> _Records_
===============
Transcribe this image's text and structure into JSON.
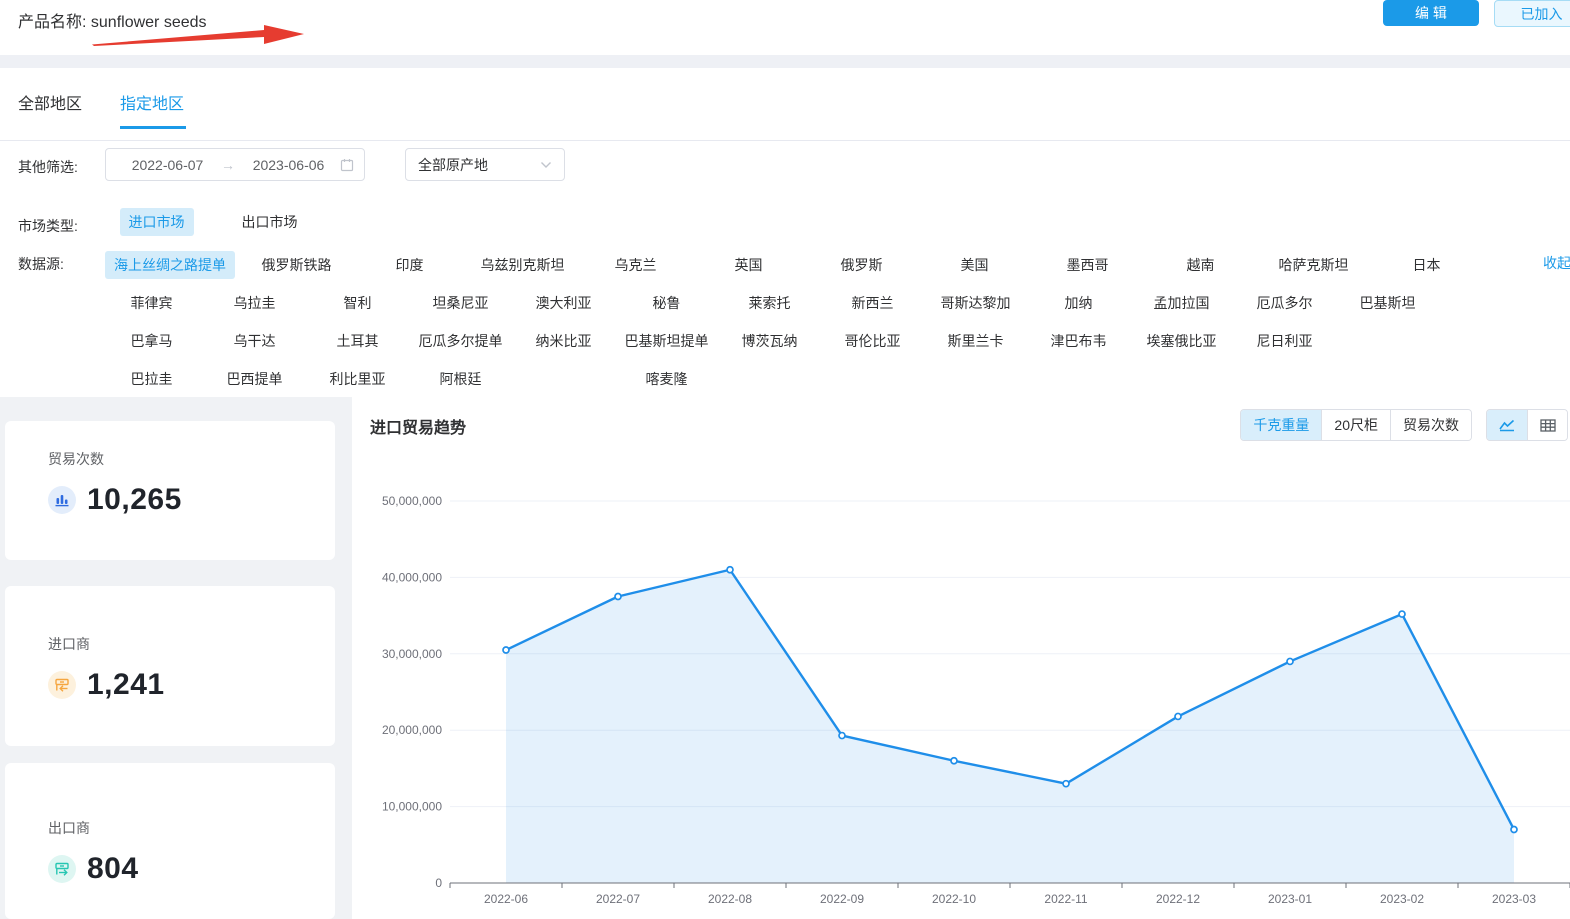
{
  "header": {
    "product_label": "产品名称: sunflower seeds",
    "edit_button": "编 辑",
    "added_button": "已加入"
  },
  "tabs": {
    "all_regions": "全部地区",
    "specified_regions": "指定地区"
  },
  "filters": {
    "other_label": "其他筛选:",
    "date_start": "2022-06-07",
    "date_end": "2023-06-06",
    "origin_selected": "全部原产地",
    "market_label": "市场类型:",
    "market_options": [
      {
        "label": "进口市场",
        "selected": true
      },
      {
        "label": "出口市场",
        "selected": false
      }
    ],
    "source_label": "数据源:",
    "collapse_label": "收起",
    "source_rows": [
      [
        {
          "label": "海上丝绸之路提单",
          "selected": true
        },
        {
          "label": "俄罗斯铁路",
          "selected": false
        },
        {
          "label": "印度",
          "selected": false
        },
        {
          "label": "乌兹别克斯坦",
          "selected": false
        },
        {
          "label": "乌克兰",
          "selected": false
        },
        {
          "label": "英国",
          "selected": false
        },
        {
          "label": "俄罗斯",
          "selected": false
        },
        {
          "label": "美国",
          "selected": false
        },
        {
          "label": "墨西哥",
          "selected": false
        },
        {
          "label": "越南",
          "selected": false
        },
        {
          "label": "哈萨克斯坦",
          "selected": false
        },
        {
          "label": "日本",
          "selected": false
        }
      ],
      [
        {
          "label": "菲律宾",
          "selected": false
        },
        {
          "label": "乌拉圭",
          "selected": false
        },
        {
          "label": "智利",
          "selected": false
        },
        {
          "label": "坦桑尼亚",
          "selected": false
        },
        {
          "label": "澳大利亚",
          "selected": false
        },
        {
          "label": "秘鲁",
          "selected": false
        },
        {
          "label": "莱索托",
          "selected": false
        },
        {
          "label": "新西兰",
          "selected": false
        },
        {
          "label": "哥斯达黎加",
          "selected": false
        },
        {
          "label": "加纳",
          "selected": false
        },
        {
          "label": "孟加拉国",
          "selected": false
        },
        {
          "label": "厄瓜多尔",
          "selected": false
        },
        {
          "label": "巴基斯坦",
          "selected": false
        }
      ],
      [
        {
          "label": "巴拿马",
          "selected": false
        },
        {
          "label": "乌干达",
          "selected": false
        },
        {
          "label": "土耳其",
          "selected": false
        },
        {
          "label": "厄瓜多尔提单",
          "selected": false
        },
        {
          "label": "纳米比亚",
          "selected": false
        },
        {
          "label": "巴基斯坦提单",
          "selected": false
        },
        {
          "label": "博茨瓦纳",
          "selected": false
        },
        {
          "label": "哥伦比亚",
          "selected": false
        },
        {
          "label": "斯里兰卡",
          "selected": false
        },
        {
          "label": "津巴布韦",
          "selected": false
        },
        {
          "label": "埃塞俄比亚",
          "selected": false
        },
        {
          "label": "尼日利亚",
          "selected": false
        }
      ],
      [
        {
          "label": "巴拉圭",
          "selected": false
        },
        {
          "label": "巴西提单",
          "selected": false
        },
        {
          "label": "利比里亚",
          "selected": false
        },
        {
          "label": "阿根廷",
          "selected": false
        },
        {
          "label": "",
          "selected": false,
          "spacer": true
        },
        {
          "label": "喀麦隆",
          "selected": false
        }
      ]
    ]
  },
  "stats": {
    "trade_count": {
      "label": "贸易次数",
      "value": "10,265"
    },
    "importers": {
      "label": "进口商",
      "value": "1,241"
    },
    "exporters": {
      "label": "出口商",
      "value": "804"
    }
  },
  "chart": {
    "title": "进口贸易趋势",
    "unit_options": [
      {
        "label": "千克重量",
        "selected": true
      },
      {
        "label": "20尺柜",
        "selected": false
      },
      {
        "label": "贸易次数",
        "selected": false
      }
    ],
    "view_options": [
      {
        "icon": "line-chart-icon",
        "selected": true
      },
      {
        "icon": "table-icon",
        "selected": false
      }
    ]
  },
  "chart_data": {
    "type": "area",
    "title": "进口贸易趋势",
    "x": [
      "2022-06",
      "2022-07",
      "2022-08",
      "2022-09",
      "2022-10",
      "2022-11",
      "2022-12",
      "2023-01",
      "2023-02",
      "2023-03"
    ],
    "values": [
      30500000,
      37500000,
      41000000,
      19300000,
      16000000,
      13000000,
      21800000,
      29000000,
      35200000,
      7000000
    ],
    "ylim": [
      0,
      50000000
    ],
    "y_ticks": [
      0,
      10000000,
      20000000,
      30000000,
      40000000,
      50000000
    ],
    "grid": true,
    "legend": "none",
    "xlabel": "",
    "ylabel": ""
  },
  "colors": {
    "accent": "#1b9ae8",
    "line": "#1f8ee9",
    "area": "rgba(31,142,233,0.12)",
    "grid": "#eef1f7",
    "axis": "#6e7079",
    "selected_tag_bg": "#d4ecfa",
    "trade_icon": "#2e6be0",
    "importer_icon": "#f5a640",
    "exporter_icon": "#26c6b2",
    "annotation_arrow": "#e63c30"
  }
}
===============
> _Task brief_
Transcribe every line in the entries above, taking out only the images.

> _Full output_
Transcribe this image's text and structure into JSON.
{
  "header": {
    "product_label": "产品名称: sunflower seeds",
    "edit_button": "编 辑",
    "added_button": "已加入"
  },
  "tabs": {
    "all_regions": "全部地区",
    "specified_regions": "指定地区"
  },
  "filters": {
    "other_label": "其他筛选:",
    "date_start": "2022-06-07",
    "date_end": "2023-06-06",
    "origin_selected": "全部原产地",
    "market_label": "市场类型:",
    "market_options": [
      {
        "label": "进口市场",
        "selected": true
      },
      {
        "label": "出口市场",
        "selected": false
      }
    ],
    "source_label": "数据源:",
    "collapse_label": "收起",
    "source_rows": [
      [
        {
          "label": "海上丝绸之路提单",
          "selected": true
        },
        {
          "label": "俄罗斯铁路",
          "selected": false
        },
        {
          "label": "印度",
          "selected": false
        },
        {
          "label": "乌兹别克斯坦",
          "selected": false
        },
        {
          "label": "乌克兰",
          "selected": false
        },
        {
          "label": "英国",
          "selected": false
        },
        {
          "label": "俄罗斯",
          "selected": false
        },
        {
          "label": "美国",
          "selected": false
        },
        {
          "label": "墨西哥",
          "selected": false
        },
        {
          "label": "越南",
          "selected": false
        },
        {
          "label": "哈萨克斯坦",
          "selected": false
        },
        {
          "label": "日本",
          "selected": false
        }
      ],
      [
        {
          "label": "菲律宾",
          "selected": false
        },
        {
          "label": "乌拉圭",
          "selected": false
        },
        {
          "label": "智利",
          "selected": false
        },
        {
          "label": "坦桑尼亚",
          "selected": false
        },
        {
          "label": "澳大利亚",
          "selected": false
        },
        {
          "label": "秘鲁",
          "selected": false
        },
        {
          "label": "莱索托",
          "selected": false
        },
        {
          "label": "新西兰",
          "selected": false
        },
        {
          "label": "哥斯达黎加",
          "selected": false
        },
        {
          "label": "加纳",
          "selected": false
        },
        {
          "label": "孟加拉国",
          "selected": false
        },
        {
          "label": "厄瓜多尔",
          "selected": false
        },
        {
          "label": "巴基斯坦",
          "selected": false
        }
      ],
      [
        {
          "label": "巴拿马",
          "selected": false
        },
        {
          "label": "乌干达",
          "selected": false
        },
        {
          "label": "土耳其",
          "selected": false
        },
        {
          "label": "厄瓜多尔提单",
          "selected": false
        },
        {
          "label": "纳米比亚",
          "selected": false
        },
        {
          "label": "巴基斯坦提单",
          "selected": false
        },
        {
          "label": "博茨瓦纳",
          "selected": false
        },
        {
          "label": "哥伦比亚",
          "selected": false
        },
        {
          "label": "斯里兰卡",
          "selected": false
        },
        {
          "label": "津巴布韦",
          "selected": false
        },
        {
          "label": "埃塞俄比亚",
          "selected": false
        },
        {
          "label": "尼日利亚",
          "selected": false
        }
      ],
      [
        {
          "label": "巴拉圭",
          "selected": false
        },
        {
          "label": "巴西提单",
          "selected": false
        },
        {
          "label": "利比里亚",
          "selected": false
        },
        {
          "label": "阿根廷",
          "selected": false
        },
        {
          "label": "",
          "selected": false,
          "spacer": true
        },
        {
          "label": "喀麦隆",
          "selected": false
        }
      ]
    ]
  },
  "stats": {
    "trade_count": {
      "label": "贸易次数",
      "value": "10,265"
    },
    "importers": {
      "label": "进口商",
      "value": "1,241"
    },
    "exporters": {
      "label": "出口商",
      "value": "804"
    }
  },
  "chart": {
    "title": "进口贸易趋势",
    "unit_options": [
      {
        "label": "千克重量",
        "selected": true
      },
      {
        "label": "20尺柜",
        "selected": false
      },
      {
        "label": "贸易次数",
        "selected": false
      }
    ],
    "view_options": [
      {
        "icon": "line-chart-icon",
        "selected": true
      },
      {
        "icon": "table-icon",
        "selected": false
      }
    ]
  },
  "chart_data": {
    "type": "area",
    "title": "进口贸易趋势",
    "x": [
      "2022-06",
      "2022-07",
      "2022-08",
      "2022-09",
      "2022-10",
      "2022-11",
      "2022-12",
      "2023-01",
      "2023-02",
      "2023-03"
    ],
    "values": [
      30500000,
      37500000,
      41000000,
      19300000,
      16000000,
      13000000,
      21800000,
      29000000,
      35200000,
      7000000
    ],
    "ylim": [
      0,
      50000000
    ],
    "y_ticks": [
      0,
      10000000,
      20000000,
      30000000,
      40000000,
      50000000
    ],
    "grid": true,
    "legend": "none",
    "xlabel": "",
    "ylabel": ""
  },
  "colors": {
    "accent": "#1b9ae8",
    "line": "#1f8ee9",
    "area": "rgba(31,142,233,0.12)",
    "grid": "#eef1f7",
    "axis": "#6e7079",
    "selected_tag_bg": "#d4ecfa",
    "trade_icon": "#2e6be0",
    "importer_icon": "#f5a640",
    "exporter_icon": "#26c6b2",
    "annotation_arrow": "#e63c30"
  }
}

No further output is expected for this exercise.